**MATERIAL PROVIDED**

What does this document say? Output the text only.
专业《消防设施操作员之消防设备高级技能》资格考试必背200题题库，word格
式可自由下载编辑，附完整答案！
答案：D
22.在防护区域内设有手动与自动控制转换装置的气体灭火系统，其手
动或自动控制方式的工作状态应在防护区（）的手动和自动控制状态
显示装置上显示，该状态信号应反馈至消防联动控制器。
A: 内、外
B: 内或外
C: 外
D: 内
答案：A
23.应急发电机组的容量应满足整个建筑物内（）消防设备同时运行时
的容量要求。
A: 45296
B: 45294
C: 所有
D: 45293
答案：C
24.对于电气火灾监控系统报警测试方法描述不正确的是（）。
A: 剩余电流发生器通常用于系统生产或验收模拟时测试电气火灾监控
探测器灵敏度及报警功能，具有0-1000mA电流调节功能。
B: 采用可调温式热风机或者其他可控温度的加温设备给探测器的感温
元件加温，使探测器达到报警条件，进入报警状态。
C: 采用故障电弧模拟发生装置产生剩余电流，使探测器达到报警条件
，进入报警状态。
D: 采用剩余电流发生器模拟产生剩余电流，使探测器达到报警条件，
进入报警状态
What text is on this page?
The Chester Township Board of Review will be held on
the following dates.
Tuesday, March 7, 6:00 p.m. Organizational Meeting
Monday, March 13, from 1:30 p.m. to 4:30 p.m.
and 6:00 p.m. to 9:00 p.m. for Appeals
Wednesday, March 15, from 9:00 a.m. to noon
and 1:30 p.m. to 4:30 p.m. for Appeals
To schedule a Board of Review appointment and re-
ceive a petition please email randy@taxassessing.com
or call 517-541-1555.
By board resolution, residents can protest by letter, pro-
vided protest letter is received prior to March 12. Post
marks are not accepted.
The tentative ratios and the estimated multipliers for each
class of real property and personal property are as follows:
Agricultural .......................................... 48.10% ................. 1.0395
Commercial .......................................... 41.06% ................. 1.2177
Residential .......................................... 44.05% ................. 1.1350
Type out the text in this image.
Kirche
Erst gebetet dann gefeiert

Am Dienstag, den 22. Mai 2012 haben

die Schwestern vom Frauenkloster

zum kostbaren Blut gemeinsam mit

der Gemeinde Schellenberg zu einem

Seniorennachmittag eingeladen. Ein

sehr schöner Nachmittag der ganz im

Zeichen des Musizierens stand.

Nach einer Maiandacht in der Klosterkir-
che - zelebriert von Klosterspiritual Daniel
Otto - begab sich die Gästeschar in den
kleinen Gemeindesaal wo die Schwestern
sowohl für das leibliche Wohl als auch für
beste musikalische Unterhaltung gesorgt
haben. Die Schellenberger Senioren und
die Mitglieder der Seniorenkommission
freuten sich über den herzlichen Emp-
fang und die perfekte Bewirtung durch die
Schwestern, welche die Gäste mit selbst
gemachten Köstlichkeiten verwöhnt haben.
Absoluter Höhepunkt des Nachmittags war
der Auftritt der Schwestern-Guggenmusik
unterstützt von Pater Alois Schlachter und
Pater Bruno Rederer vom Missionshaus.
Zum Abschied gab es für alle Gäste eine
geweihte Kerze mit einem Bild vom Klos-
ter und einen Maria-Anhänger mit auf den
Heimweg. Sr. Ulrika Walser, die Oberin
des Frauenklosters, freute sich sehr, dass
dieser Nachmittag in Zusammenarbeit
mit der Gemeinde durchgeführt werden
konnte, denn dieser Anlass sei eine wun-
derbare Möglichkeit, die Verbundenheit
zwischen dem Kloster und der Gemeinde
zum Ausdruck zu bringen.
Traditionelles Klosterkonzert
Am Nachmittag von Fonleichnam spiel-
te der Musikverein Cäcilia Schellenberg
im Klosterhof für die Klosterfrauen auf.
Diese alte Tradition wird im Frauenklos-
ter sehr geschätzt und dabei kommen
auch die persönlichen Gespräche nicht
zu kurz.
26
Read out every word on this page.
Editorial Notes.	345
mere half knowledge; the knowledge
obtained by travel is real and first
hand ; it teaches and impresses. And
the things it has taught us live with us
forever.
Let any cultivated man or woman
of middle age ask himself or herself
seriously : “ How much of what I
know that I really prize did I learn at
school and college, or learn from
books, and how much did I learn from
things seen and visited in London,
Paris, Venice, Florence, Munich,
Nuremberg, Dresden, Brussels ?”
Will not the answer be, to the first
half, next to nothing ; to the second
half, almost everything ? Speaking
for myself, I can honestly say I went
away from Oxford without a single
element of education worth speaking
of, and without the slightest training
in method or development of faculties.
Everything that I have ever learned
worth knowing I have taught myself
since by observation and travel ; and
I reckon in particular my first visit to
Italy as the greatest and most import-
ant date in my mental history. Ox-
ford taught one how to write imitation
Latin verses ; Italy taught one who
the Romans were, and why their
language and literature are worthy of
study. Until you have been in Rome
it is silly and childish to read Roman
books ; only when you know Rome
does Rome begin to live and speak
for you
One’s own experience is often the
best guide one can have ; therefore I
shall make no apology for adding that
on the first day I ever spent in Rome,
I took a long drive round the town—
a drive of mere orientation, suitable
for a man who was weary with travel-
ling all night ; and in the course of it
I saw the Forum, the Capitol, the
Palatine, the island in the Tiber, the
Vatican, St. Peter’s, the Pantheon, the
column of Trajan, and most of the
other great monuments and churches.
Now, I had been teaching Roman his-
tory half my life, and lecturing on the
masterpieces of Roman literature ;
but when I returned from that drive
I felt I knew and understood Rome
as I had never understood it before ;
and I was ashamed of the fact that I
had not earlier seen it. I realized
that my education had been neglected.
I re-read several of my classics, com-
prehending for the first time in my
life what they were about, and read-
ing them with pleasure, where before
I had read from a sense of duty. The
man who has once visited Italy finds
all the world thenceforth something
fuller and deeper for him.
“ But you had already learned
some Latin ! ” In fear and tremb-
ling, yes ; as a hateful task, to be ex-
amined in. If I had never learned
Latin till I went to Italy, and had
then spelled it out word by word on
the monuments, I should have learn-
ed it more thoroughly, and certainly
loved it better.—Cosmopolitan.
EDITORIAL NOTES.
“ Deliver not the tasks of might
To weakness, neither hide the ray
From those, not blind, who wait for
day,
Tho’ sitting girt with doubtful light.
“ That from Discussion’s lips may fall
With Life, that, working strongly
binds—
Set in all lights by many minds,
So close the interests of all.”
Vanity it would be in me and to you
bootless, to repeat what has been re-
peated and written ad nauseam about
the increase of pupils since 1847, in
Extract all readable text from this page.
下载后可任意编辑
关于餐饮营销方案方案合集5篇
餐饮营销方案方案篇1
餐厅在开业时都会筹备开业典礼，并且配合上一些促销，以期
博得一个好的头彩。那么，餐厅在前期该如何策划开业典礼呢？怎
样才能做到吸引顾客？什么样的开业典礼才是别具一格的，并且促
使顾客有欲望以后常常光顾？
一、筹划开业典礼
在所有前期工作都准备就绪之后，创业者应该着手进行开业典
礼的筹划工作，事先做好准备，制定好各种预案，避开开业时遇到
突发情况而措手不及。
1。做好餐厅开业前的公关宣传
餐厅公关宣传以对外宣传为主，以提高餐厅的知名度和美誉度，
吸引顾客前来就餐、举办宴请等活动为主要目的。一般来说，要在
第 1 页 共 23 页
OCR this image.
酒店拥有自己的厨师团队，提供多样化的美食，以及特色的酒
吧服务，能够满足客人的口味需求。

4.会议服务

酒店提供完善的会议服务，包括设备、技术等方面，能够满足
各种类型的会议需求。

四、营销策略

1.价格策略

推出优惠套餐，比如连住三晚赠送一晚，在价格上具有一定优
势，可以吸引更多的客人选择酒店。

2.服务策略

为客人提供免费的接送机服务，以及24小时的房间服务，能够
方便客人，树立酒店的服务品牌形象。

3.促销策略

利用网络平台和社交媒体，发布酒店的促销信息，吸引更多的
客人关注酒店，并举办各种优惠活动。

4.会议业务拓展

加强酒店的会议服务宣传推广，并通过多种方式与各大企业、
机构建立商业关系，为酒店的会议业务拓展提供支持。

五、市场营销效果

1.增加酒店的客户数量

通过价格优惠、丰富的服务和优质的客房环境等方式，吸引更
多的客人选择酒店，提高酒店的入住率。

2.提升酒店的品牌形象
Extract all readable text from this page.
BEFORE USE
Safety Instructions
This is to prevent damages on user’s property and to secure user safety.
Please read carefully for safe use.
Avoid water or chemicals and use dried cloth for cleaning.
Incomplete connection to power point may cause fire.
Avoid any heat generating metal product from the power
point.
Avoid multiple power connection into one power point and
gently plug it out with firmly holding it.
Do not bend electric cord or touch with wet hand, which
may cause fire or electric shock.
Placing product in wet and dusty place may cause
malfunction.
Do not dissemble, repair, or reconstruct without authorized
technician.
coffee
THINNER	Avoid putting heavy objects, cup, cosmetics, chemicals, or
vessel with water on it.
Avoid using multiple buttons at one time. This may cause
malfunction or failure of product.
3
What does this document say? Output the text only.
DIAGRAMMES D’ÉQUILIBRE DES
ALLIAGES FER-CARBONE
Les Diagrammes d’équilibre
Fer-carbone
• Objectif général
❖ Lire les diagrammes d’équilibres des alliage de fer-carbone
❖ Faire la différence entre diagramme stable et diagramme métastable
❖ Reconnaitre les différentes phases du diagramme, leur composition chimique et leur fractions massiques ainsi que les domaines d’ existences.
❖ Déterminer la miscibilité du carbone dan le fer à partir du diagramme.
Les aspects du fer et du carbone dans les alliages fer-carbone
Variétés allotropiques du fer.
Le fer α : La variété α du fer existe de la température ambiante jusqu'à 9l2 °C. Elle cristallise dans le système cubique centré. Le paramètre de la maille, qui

**SET TASK**
Copy each line of the preceding data that contains the string "first".

**CORRECT RESPONSE**
obtained by travel is real and first
Will not the answer be, to the first
I reckon in particular my first visit to
on the first day I ever spent in Rome,
prehending for the first time in my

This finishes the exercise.